### Условие задания
Кем, согласно тексту об истории и историках, автор предпочитал называть себя, когда попутчики спрашивали о его профессии?

Про историю и историков

Александр Мещеряков
Александр Мещеряков

Между прочим, в свое время я славно попутешествовал по бескрайним российским просторам — на своих двоих, на байдарочных веслах. В поездах, которые по скользким рельсам несли меня в бесконечность, перемещались другие люди по другим делам. Все они были не сами по себе, а с каким-нибудь добром — огромными чемоданами, безразмерными сумками, пухлыми авоськами. В прокуренном тамбуре делились последними новостями, в общем вагоне кто-то горланил частушки — пьяных слов было не разобрать. В другом поезде наяривал на гармошке цыган с проволочными черными кудрями. Чисто русский человек с висячими соплями попросил у него гармонь, цыган отвернулся. Пояснил мне: «Я инструмент никому не даю, сломают. А люди обижаются и в морду бьют. А за что бить? Инструмент надо беречь». Войдя в русскую роль, он слегка «окал». Был ли он цыганом? По его обветренному и задиристому лицу с переплющенным носом угадывалось, что драться в кровь он привык. За поясом у него был заткнут страшный кнут, который он употреблял для обороны расстроенного инструмента.

В этих путешествиях становилось особенно ясно, что русские — люди пространства, а не времени. Поэтому-то они и не делают работу над своими историческими ошибками. Эти люди не хотят быть «народом», каждый хочет быть сам по себе. Для того, чтобы стать «народом», у них не хватает воображения: как можно быть заодно с теми десятками миллионов, которых ты никогда не видел в лицо? Возможно, оно и к лучшему — чем спаяннее люди, тем страшнее они для других. Немцы с японцами это доказали. Переврав всю историю, они вообразили, что лучше других и ополчились на мир. Что до русских, то прошедшее время для них не существует. Если на вопрос попутчика о моей профессии я отвечал «историк», в глазах собеседника отражалась брезгливость по отношению к бесполезному пришельцу из прошлого. Эти люди жили сегодня, вчерашнее было им неинтересно. Поэтому я предпочитал аттестоваться переводчиком. Занятие тоже экзотическое, но все-таки хоть сколько-то понятное.

### Исходные данные
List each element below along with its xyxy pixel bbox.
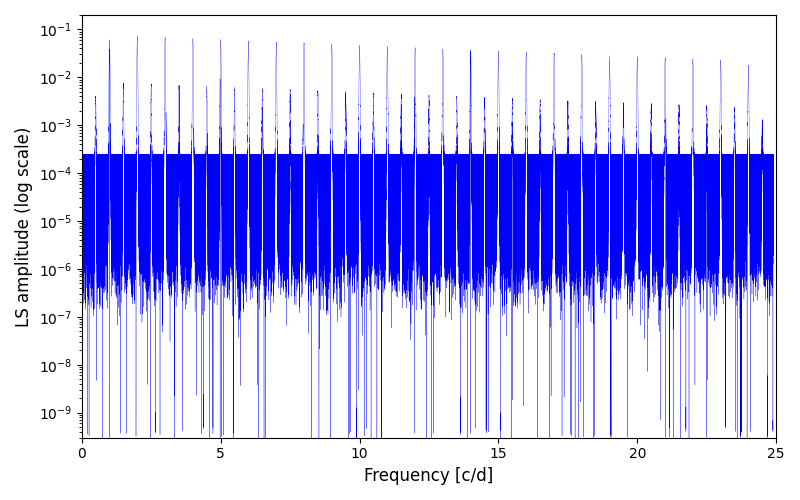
X-axis label: Frequency [c/d]: Frequency [c/d] (364, 467, 494, 485)
Y-axis label: LS amplitude (log scale): LS amplitude (log scale) (15, 126, 33, 326)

### Ответ к заданию
Переводчиком.